> **Excerpt from a dataset**:
· · · · ·

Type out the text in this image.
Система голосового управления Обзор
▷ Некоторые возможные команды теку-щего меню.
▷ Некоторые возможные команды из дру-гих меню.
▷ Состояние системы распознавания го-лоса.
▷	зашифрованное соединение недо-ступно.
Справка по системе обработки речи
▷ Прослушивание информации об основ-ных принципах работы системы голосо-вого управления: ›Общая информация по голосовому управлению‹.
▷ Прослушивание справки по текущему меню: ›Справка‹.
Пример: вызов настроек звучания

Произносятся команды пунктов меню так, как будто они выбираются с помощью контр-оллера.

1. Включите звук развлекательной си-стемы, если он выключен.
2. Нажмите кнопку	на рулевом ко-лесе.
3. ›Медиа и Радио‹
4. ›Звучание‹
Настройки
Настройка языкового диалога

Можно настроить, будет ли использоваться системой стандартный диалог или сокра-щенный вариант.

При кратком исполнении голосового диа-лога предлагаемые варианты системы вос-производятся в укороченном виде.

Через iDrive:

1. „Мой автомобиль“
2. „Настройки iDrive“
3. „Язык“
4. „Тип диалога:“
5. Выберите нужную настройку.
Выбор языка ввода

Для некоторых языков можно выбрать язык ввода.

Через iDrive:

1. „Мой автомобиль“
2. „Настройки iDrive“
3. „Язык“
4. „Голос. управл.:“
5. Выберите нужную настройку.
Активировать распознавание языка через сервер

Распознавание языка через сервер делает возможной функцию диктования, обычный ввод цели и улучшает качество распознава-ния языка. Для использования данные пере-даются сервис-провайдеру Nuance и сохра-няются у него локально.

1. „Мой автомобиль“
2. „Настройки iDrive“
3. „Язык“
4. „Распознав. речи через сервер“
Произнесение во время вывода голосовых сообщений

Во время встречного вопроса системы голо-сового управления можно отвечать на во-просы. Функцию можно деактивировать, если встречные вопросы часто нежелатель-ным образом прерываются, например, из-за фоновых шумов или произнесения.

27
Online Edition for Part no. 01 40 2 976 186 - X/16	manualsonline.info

· · · · ·

> **Problem description**: Pick out each line in the material containing "речи".

> **Response**:
Справка по системе обработки речи
4. „Распознав. речи через сервер“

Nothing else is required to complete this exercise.